<<<<

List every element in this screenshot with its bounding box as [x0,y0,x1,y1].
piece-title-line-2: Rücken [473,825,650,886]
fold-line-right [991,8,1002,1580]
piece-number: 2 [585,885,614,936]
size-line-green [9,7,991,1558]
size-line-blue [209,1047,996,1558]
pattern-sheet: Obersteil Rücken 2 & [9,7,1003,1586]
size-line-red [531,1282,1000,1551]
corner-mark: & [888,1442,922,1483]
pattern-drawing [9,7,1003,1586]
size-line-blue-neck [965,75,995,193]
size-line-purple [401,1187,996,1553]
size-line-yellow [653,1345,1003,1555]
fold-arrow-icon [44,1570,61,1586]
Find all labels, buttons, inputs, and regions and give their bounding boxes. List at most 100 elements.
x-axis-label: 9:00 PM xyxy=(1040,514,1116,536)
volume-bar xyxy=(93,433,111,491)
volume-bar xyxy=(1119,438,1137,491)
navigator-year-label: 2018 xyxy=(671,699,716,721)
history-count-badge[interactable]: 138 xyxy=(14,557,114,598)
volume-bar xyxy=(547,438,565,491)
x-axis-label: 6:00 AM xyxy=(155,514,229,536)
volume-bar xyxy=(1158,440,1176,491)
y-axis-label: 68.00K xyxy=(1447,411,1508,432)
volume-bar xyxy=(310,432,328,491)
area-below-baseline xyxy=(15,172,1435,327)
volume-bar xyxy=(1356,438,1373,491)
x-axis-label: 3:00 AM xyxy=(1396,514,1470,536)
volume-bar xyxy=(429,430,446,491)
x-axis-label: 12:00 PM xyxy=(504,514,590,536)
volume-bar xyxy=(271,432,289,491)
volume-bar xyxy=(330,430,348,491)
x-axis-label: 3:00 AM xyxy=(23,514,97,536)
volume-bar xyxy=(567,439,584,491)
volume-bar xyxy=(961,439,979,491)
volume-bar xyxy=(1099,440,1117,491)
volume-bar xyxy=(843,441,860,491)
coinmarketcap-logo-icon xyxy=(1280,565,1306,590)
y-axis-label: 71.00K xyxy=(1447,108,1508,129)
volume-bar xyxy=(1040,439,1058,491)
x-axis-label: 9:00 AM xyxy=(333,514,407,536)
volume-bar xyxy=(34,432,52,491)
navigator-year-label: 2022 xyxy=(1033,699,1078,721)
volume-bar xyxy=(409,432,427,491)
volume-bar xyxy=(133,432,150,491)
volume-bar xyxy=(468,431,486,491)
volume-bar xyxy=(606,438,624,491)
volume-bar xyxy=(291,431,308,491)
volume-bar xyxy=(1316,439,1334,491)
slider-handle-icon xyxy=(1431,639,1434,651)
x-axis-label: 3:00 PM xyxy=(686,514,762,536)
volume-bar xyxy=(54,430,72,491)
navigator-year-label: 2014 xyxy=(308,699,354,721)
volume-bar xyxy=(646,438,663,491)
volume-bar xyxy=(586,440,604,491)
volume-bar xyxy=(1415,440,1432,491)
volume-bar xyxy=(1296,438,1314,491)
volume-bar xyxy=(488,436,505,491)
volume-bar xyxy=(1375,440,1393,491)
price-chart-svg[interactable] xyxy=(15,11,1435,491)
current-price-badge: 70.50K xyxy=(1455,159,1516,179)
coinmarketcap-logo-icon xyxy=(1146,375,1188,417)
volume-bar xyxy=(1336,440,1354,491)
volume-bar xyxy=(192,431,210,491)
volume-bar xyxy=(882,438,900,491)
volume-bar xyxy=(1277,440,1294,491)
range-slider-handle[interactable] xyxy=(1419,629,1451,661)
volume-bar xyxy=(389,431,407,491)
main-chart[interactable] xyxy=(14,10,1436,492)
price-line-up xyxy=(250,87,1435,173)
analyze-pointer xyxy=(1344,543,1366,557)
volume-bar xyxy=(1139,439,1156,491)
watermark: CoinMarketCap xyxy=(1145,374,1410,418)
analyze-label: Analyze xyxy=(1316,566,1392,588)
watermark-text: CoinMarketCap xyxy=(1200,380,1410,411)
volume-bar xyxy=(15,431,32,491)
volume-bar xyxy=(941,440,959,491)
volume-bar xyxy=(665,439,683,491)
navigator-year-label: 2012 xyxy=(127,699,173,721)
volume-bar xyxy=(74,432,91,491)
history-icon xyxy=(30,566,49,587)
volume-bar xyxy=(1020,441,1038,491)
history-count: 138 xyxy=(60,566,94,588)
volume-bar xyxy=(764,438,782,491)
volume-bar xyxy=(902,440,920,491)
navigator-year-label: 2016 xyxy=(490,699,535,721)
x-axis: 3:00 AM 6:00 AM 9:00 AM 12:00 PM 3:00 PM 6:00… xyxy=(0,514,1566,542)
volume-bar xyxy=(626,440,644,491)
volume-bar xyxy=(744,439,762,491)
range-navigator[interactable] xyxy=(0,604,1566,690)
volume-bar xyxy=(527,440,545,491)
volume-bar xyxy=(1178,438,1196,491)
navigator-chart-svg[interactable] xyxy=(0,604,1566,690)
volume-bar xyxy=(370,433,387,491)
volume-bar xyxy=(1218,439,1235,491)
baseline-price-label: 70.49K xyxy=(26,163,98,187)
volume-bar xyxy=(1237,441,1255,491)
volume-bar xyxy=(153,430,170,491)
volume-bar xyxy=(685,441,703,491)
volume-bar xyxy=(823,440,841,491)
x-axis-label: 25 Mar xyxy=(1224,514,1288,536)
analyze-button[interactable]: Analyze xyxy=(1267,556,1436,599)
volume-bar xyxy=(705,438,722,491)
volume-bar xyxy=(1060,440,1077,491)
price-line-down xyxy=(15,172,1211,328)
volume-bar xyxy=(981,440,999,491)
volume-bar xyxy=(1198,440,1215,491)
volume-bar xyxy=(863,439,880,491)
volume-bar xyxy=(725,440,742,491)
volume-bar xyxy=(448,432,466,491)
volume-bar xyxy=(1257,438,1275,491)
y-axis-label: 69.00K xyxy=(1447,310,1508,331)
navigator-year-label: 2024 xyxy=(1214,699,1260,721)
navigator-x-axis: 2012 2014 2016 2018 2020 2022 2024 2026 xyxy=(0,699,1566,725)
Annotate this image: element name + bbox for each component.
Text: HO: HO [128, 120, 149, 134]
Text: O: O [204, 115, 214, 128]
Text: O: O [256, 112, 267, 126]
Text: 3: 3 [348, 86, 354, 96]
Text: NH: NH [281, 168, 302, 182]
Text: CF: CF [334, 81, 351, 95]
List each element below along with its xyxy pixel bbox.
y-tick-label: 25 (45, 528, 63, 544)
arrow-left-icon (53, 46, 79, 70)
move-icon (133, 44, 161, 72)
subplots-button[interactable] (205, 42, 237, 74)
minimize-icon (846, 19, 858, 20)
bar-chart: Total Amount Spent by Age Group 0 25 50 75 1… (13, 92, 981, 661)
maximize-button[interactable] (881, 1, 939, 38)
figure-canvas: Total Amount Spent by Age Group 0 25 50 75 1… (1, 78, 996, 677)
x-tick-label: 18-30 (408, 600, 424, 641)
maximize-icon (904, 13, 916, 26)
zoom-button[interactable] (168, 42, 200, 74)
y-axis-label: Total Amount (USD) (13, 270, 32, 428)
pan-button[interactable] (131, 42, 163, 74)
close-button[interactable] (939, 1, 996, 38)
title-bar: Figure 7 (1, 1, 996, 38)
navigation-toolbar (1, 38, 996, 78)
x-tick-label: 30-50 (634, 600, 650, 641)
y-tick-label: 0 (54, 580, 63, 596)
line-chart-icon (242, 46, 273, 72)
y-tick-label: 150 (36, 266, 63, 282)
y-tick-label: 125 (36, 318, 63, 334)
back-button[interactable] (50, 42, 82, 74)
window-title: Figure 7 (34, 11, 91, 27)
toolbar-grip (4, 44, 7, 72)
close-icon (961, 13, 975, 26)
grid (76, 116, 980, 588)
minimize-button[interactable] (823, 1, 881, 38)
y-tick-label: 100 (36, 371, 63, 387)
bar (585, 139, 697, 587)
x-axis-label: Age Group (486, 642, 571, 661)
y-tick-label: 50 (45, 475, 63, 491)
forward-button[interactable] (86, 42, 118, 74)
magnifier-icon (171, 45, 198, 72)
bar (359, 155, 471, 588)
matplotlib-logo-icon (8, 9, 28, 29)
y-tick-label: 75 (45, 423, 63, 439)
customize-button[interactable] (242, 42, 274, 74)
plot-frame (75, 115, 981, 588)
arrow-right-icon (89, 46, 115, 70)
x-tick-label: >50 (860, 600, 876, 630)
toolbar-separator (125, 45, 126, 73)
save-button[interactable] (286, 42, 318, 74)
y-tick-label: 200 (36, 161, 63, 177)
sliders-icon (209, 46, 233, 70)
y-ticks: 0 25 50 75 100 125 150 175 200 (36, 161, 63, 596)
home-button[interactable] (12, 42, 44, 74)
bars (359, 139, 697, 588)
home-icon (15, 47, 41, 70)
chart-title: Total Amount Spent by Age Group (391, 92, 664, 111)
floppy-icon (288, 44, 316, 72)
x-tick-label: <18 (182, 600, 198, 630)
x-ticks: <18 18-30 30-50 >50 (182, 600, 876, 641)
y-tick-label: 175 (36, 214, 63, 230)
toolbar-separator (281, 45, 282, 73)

>>>>

**Set exercise**
Please put the items from the very first line through the line containing "corner-mark: & [888,1442,922,1483]" into a Markdown table with the columns Row and Line, leaving out any blank lines.

**Solution**
| Row | Line |
|---|---|
| 1 | List every element in this screenshot with its bounding box as [x0,y0,x1,y1]. |
| 2 | piece-title-line-2: Rücken [473,825,650,886] |
| 3 | fold-line-right [991,8,1002,1580] |
| 4 | piece-number: 2 [585,885,614,936] |
| 5 | size-line-green [9,7,991,1558] |
| 6 | size-line-blue [209,1047,996,1558] |
| 7 | pattern-sheet: Obersteil Rücken 2 & [9,7,1003,1586] |
| 8 | size-line-red [531,1282,1000,1551] |
| 9 | corner-mark: & [888,1442,922,1483] |